* _The exercise_
Find the string "delivery" in the data, then copy every line where it is found.

** START OF Exercise inputs **

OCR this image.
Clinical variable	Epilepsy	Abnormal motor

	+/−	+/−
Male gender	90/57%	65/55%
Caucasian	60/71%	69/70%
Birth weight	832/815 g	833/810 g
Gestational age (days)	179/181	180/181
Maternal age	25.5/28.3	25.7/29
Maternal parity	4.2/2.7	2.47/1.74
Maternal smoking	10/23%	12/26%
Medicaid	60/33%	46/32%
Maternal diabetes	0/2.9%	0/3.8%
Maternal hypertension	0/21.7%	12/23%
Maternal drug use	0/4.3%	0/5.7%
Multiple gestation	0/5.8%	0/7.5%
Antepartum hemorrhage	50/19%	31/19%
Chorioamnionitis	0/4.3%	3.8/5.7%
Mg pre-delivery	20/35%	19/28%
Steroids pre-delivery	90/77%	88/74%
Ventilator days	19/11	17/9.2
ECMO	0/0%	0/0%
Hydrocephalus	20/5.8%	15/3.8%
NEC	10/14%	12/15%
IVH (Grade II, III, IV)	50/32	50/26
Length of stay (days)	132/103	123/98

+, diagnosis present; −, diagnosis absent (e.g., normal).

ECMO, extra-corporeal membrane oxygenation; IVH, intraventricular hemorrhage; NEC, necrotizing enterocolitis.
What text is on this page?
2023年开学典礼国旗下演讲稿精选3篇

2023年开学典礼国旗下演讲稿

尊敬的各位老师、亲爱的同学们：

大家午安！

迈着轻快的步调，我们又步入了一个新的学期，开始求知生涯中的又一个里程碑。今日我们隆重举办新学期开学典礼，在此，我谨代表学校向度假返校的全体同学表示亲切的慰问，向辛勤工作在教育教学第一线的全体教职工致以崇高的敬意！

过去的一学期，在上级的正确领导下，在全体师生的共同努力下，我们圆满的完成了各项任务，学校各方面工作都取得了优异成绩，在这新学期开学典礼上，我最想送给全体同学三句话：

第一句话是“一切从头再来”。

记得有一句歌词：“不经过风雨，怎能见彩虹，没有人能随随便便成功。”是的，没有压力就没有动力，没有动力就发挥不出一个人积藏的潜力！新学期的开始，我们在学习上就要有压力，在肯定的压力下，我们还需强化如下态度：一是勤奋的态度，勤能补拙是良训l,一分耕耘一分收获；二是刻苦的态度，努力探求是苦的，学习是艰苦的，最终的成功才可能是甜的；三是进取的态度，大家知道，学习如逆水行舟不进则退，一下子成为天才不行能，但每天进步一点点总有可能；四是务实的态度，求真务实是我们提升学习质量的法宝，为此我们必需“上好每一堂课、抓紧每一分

** END OF Exercise inputs **

* _Output below_
Mg pre-delivery	20/35%	19/28%
Steroids pre-delivery	90/77%	88/74%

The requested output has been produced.